Skip every picture and transcribe the remaining material exactly.

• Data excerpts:
________________________________________

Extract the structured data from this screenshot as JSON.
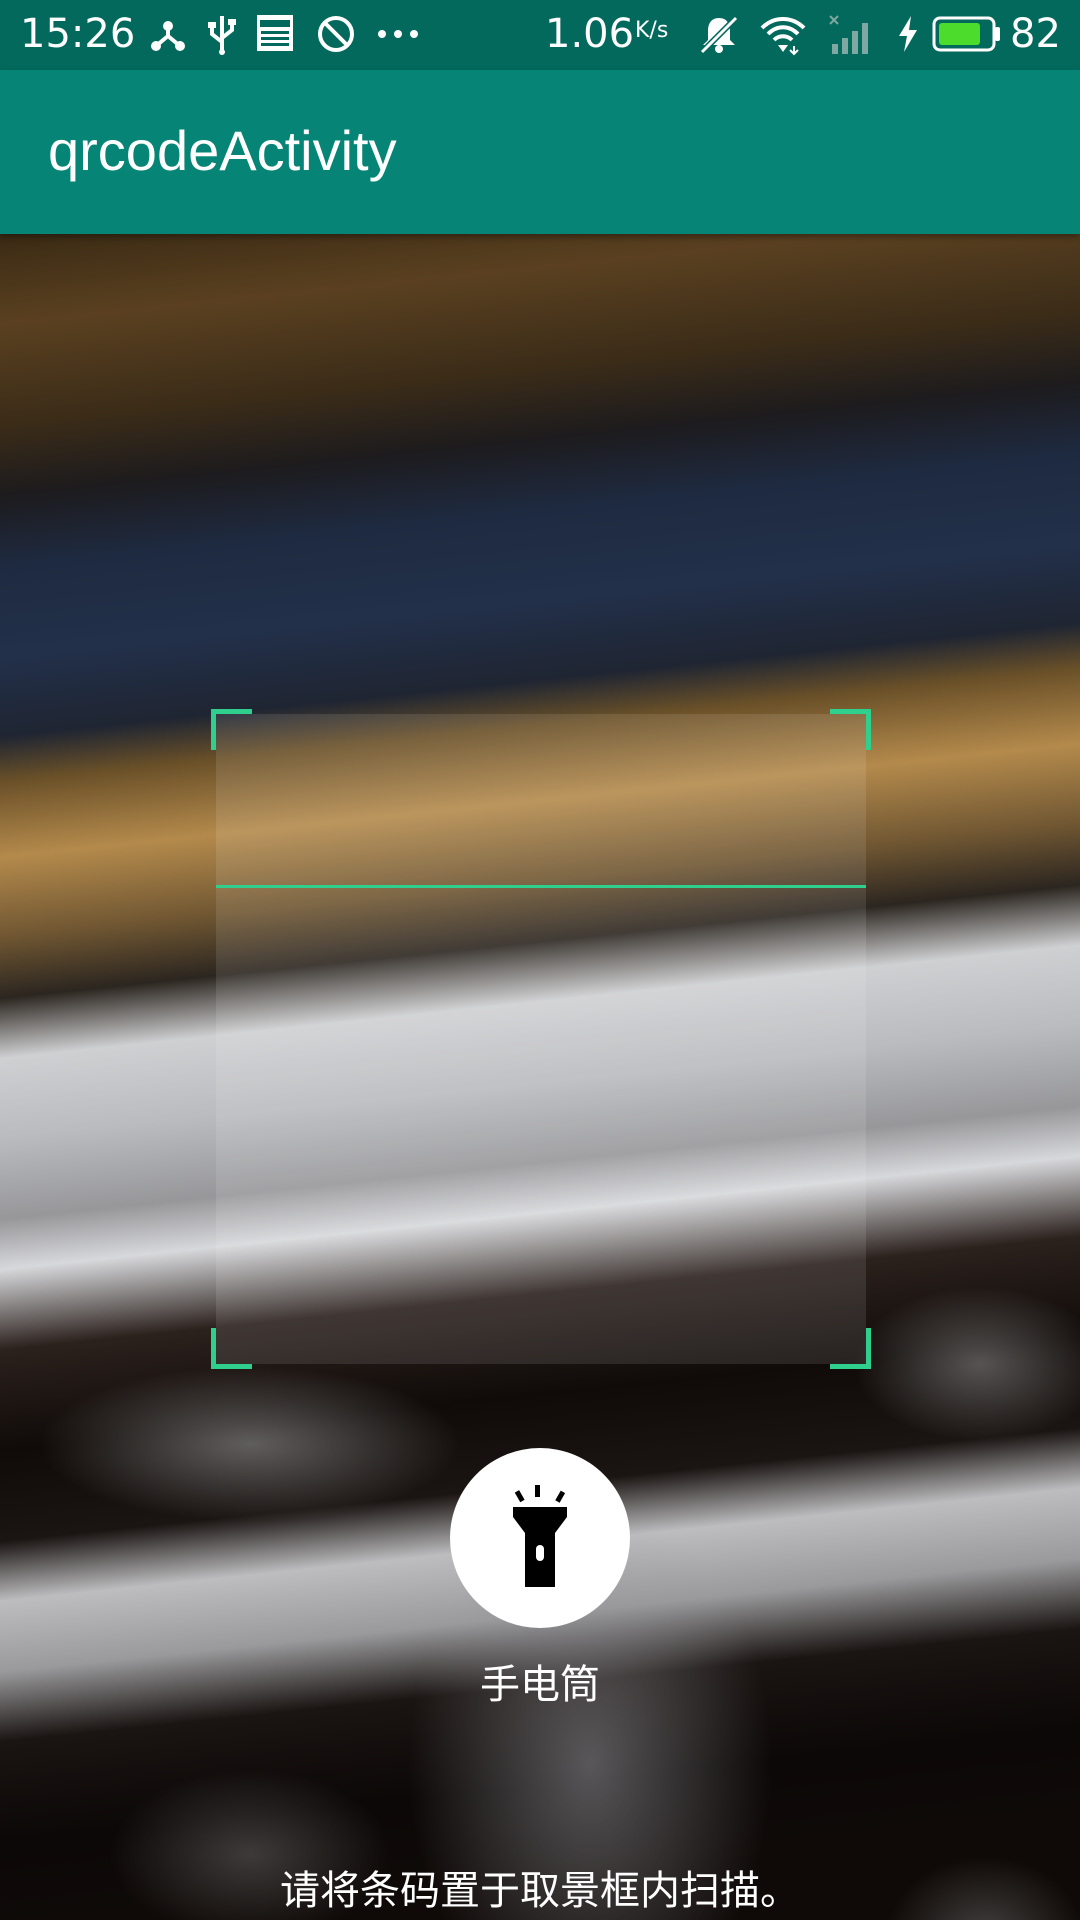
{
  "status_bar": {
    "time": "15:26",
    "network_speed": "1.06",
    "network_speed_unit": "K/s",
    "battery_percent": "82",
    "icons": [
      "usb-tether-icon",
      "usb-icon",
      "news-icon",
      "dnd-icon",
      "more-dots-icon",
      "mute-icon",
      "wifi-icon",
      "signal-no-sim-icon",
      "charging-icon",
      "battery-icon"
    ],
    "battery_level": 0.82,
    "battery_color": "#4cdc2c"
  },
  "app_bar": {
    "title": "qrcodeActivity",
    "color": "#068576"
  },
  "scanner": {
    "accent_color": "#2fcf8e"
  },
  "flashlight": {
    "icon": "flashlight-icon",
    "label": "手电筒"
  },
  "hint": {
    "text": "请将条码置于取景框内扫描。"
  }
}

________________________________________

• OUTPUT FOR THIS EXERCISE:
Extract the structured data from this screenshot as JSON.
{
  "status_bar": {
    "time": "15:26",
    "network_speed": "1.06",
    "network_speed_unit": "K/s",
    "battery_percent": "82",
    "icons": [
      "usb-tether-icon",
      "usb-icon",
      "news-icon",
      "dnd-icon",
      "more-dots-icon",
      "mute-icon",
      "wifi-icon",
      "signal-no-sim-icon",
      "charging-icon",
      "battery-icon"
    ],
    "battery_level": 0.82,
    "battery_color": "#4cdc2c"
  },
  "app_bar": {
    "title": "qrcodeActivity",
    "color": "#068576"
  },
  "scanner": {
    "accent_color": "#2fcf8e"
  },
  "flashlight": {
    "icon": "flashlight-icon",
    "label": "手电筒"
  },
  "hint": {
    "text": "请将条码置于取景框内扫描。"
  }
}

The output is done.